───── INFORMATION SHOWN

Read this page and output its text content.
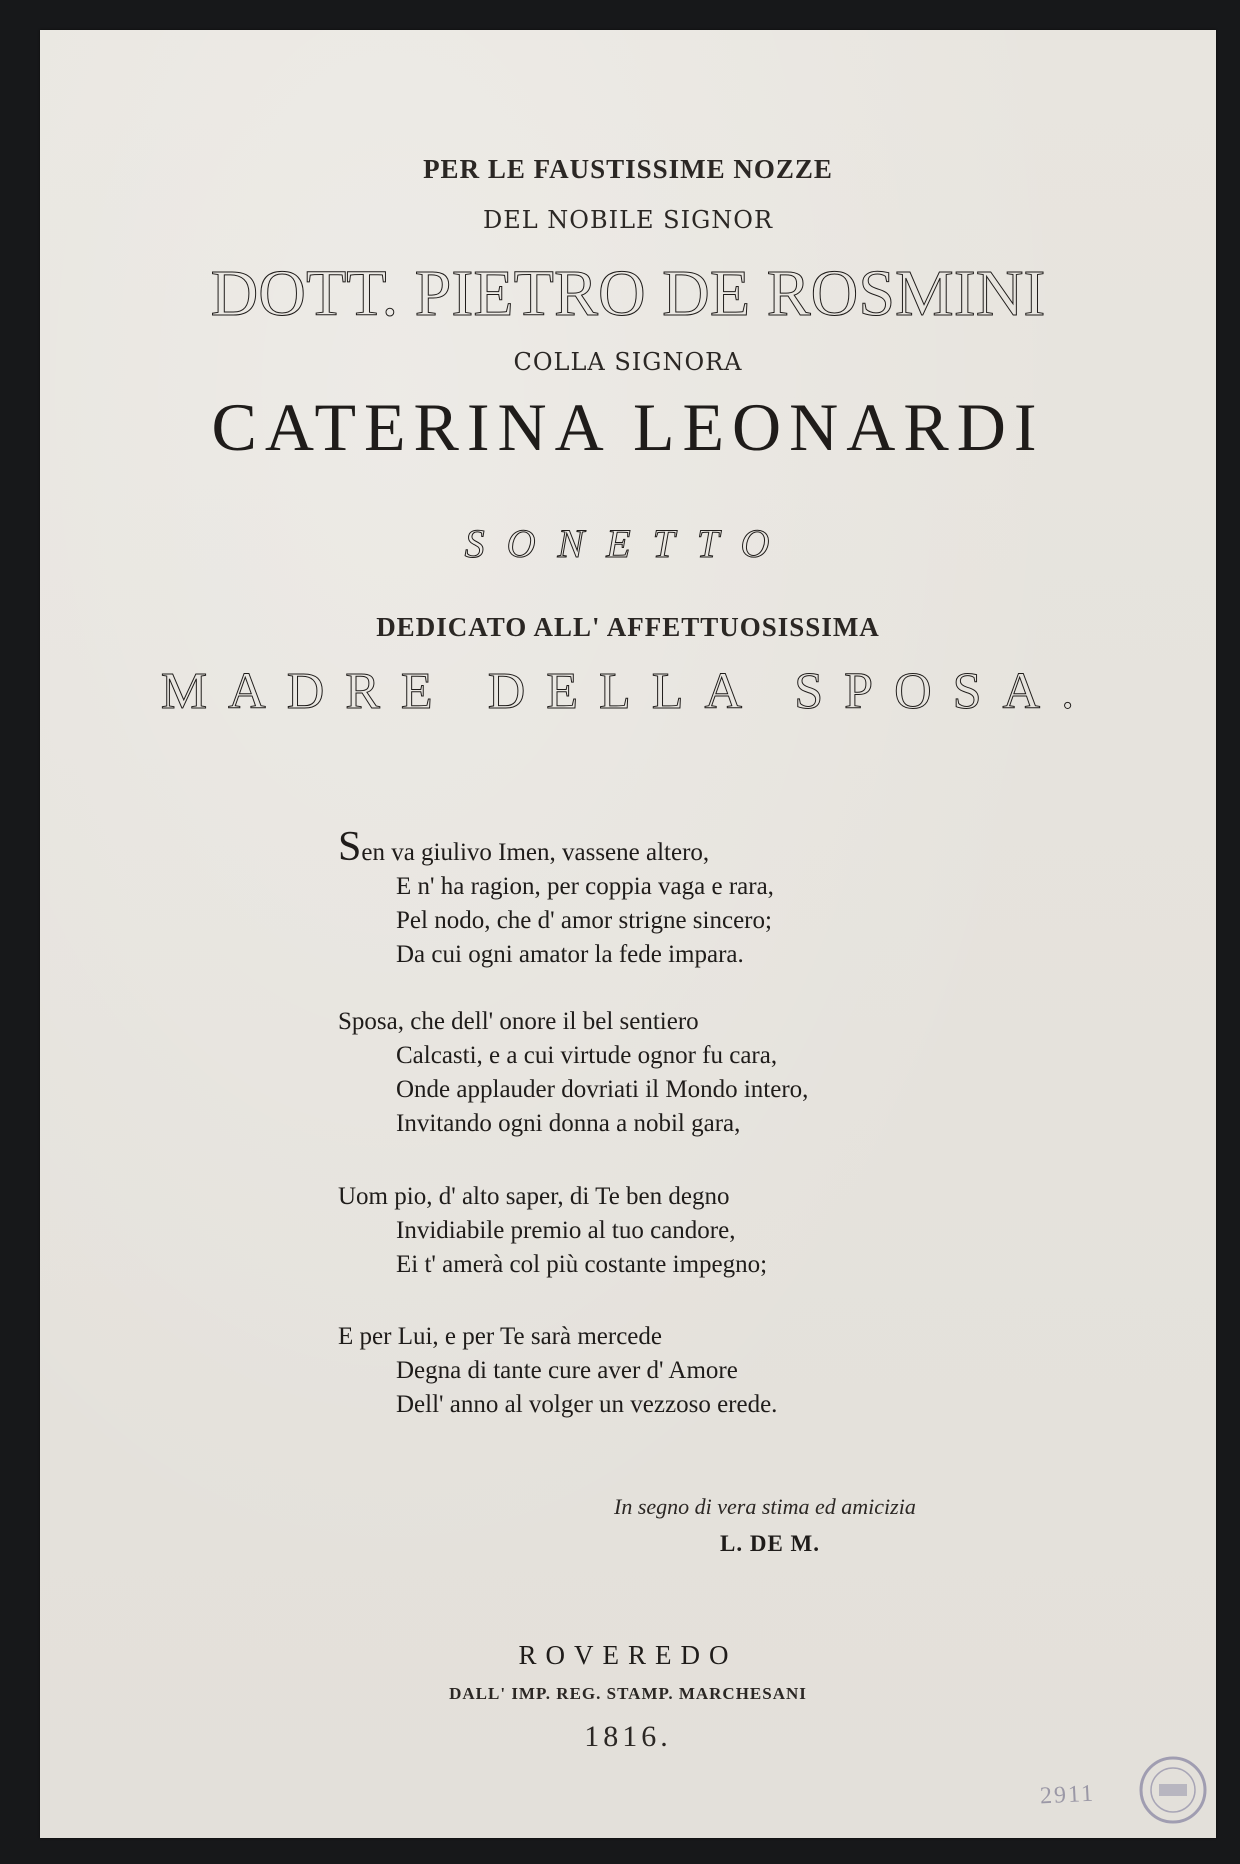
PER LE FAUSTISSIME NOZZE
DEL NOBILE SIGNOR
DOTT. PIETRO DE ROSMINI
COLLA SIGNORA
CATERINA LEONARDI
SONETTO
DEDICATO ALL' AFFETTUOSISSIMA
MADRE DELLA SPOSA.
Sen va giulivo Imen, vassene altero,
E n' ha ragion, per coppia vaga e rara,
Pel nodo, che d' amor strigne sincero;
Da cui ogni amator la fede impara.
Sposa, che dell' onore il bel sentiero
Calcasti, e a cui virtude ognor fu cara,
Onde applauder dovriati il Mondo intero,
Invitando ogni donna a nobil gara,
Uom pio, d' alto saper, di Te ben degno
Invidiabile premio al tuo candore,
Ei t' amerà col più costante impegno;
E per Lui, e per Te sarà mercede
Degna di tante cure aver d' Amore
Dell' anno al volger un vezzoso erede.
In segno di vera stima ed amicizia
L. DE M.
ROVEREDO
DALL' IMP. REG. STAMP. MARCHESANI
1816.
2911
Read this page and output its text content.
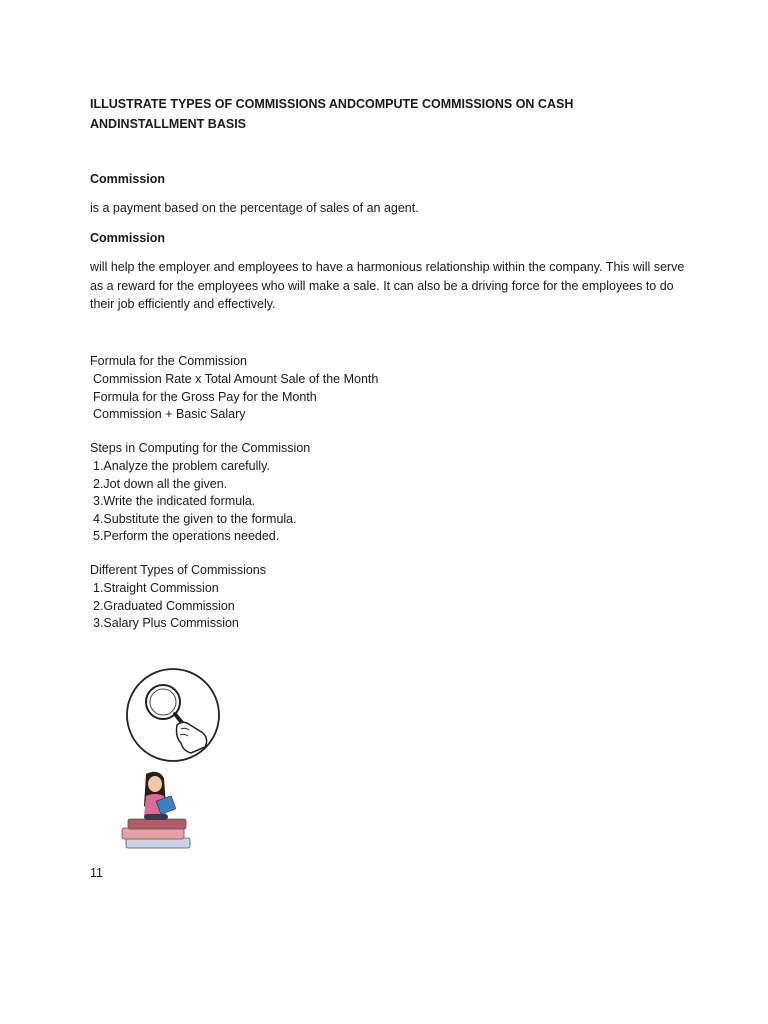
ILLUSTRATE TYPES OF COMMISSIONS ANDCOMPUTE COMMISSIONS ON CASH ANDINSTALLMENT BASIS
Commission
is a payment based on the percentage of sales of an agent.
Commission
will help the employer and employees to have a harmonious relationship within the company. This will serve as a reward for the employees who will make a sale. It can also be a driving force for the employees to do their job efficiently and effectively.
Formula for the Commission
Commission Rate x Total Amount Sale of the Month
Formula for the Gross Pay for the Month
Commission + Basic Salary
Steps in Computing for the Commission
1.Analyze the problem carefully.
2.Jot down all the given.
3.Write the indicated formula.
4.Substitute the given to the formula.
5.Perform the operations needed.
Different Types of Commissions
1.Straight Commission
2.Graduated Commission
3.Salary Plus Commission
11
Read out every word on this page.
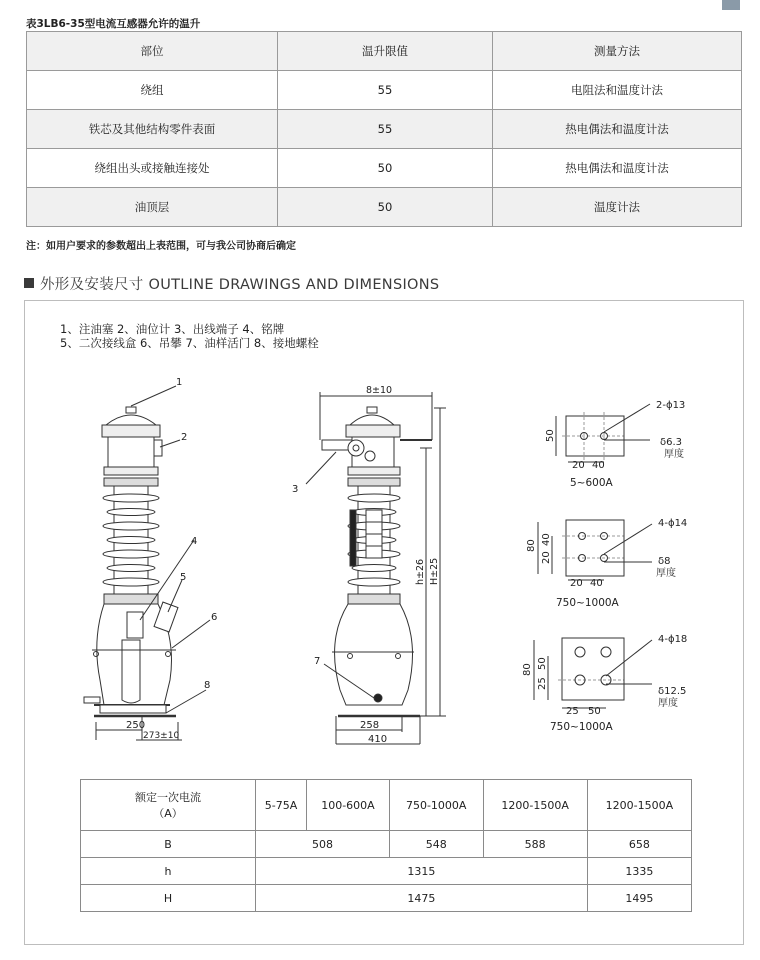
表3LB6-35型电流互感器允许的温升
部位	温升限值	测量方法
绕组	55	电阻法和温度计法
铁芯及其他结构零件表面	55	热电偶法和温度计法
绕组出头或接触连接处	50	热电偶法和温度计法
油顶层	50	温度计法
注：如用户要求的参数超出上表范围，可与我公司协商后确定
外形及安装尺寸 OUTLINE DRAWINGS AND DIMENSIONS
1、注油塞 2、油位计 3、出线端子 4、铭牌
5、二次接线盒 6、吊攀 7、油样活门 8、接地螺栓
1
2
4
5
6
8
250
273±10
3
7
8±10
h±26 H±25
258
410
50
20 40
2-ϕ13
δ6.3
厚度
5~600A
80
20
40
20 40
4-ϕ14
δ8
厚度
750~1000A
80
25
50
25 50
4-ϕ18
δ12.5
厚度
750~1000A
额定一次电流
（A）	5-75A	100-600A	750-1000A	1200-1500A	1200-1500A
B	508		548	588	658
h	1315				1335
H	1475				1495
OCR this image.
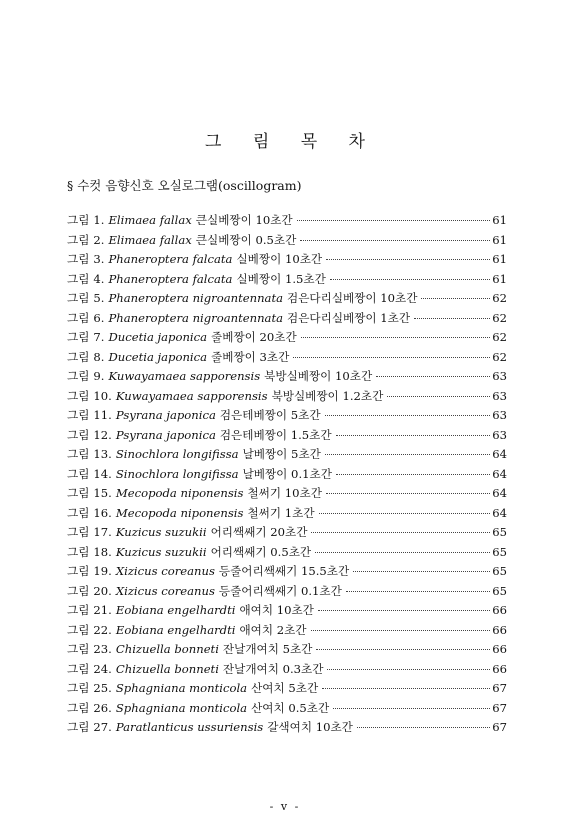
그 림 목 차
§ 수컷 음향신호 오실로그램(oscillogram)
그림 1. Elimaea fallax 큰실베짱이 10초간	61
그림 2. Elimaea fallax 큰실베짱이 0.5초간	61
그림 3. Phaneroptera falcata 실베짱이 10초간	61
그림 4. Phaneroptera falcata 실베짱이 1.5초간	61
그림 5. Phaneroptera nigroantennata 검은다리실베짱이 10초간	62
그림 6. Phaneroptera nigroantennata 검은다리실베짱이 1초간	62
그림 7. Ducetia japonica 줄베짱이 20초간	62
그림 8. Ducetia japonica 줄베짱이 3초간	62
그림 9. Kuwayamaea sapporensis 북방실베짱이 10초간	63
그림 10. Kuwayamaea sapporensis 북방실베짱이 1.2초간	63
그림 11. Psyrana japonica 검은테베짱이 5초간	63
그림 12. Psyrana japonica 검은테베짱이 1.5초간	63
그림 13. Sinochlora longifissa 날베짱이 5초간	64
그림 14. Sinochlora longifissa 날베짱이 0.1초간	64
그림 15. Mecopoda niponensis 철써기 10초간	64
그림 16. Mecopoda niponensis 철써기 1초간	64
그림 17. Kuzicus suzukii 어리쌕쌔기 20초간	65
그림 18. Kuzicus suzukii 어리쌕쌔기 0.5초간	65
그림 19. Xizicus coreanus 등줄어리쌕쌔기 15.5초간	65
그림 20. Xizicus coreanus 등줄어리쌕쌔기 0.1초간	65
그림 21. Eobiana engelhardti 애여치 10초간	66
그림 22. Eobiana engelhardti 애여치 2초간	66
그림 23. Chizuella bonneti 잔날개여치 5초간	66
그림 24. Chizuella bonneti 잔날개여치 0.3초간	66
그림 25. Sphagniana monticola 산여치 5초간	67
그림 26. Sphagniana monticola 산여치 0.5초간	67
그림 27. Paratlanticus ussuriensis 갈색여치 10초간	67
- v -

──────────

Make an exact copy of the lines of the records from the line containing "OCR this image." through the final line, both ends included, but not of the pictures.

OCR this image.
그 림 목 차
§ 수컷 음향신호 오실로그램(oscillogram)
그림 1. Elimaea fallax 큰실베짱이 10초간	61
그림 2. Elimaea fallax 큰실베짱이 0.5초간	61
그림 3. Phaneroptera falcata 실베짱이 10초간	61
그림 4. Phaneroptera falcata 실베짱이 1.5초간	61
그림 5. Phaneroptera nigroantennata 검은다리실베짱이 10초간	62
그림 6. Phaneroptera nigroantennata 검은다리실베짱이 1초간	62
그림 7. Ducetia japonica 줄베짱이 20초간	62
그림 8. Ducetia japonica 줄베짱이 3초간	62
그림 9. Kuwayamaea sapporensis 북방실베짱이 10초간	63
그림 10. Kuwayamaea sapporensis 북방실베짱이 1.2초간	63
그림 11. Psyrana japonica 검은테베짱이 5초간	63
그림 12. Psyrana japonica 검은테베짱이 1.5초간	63
그림 13. Sinochlora longifissa 날베짱이 5초간	64
그림 14. Sinochlora longifissa 날베짱이 0.1초간	64
그림 15. Mecopoda niponensis 철써기 10초간	64
그림 16. Mecopoda niponensis 철써기 1초간	64
그림 17. Kuzicus suzukii 어리쌕쌔기 20초간	65
그림 18. Kuzicus suzukii 어리쌕쌔기 0.5초간	65
그림 19. Xizicus coreanus 등줄어리쌕쌔기 15.5초간	65
그림 20. Xizicus coreanus 등줄어리쌕쌔기 0.1초간	65
그림 21. Eobiana engelhardti 애여치 10초간	66
그림 22. Eobiana engelhardti 애여치 2초간	66
그림 23. Chizuella bonneti 잔날개여치 5초간	66
그림 24. Chizuella bonneti 잔날개여치 0.3초간	66
그림 25. Sphagniana monticola 산여치 5초간	67
그림 26. Sphagniana monticola 산여치 0.5초간	67
그림 27. Paratlanticus ussuriensis 갈색여치 10초간	67
- v -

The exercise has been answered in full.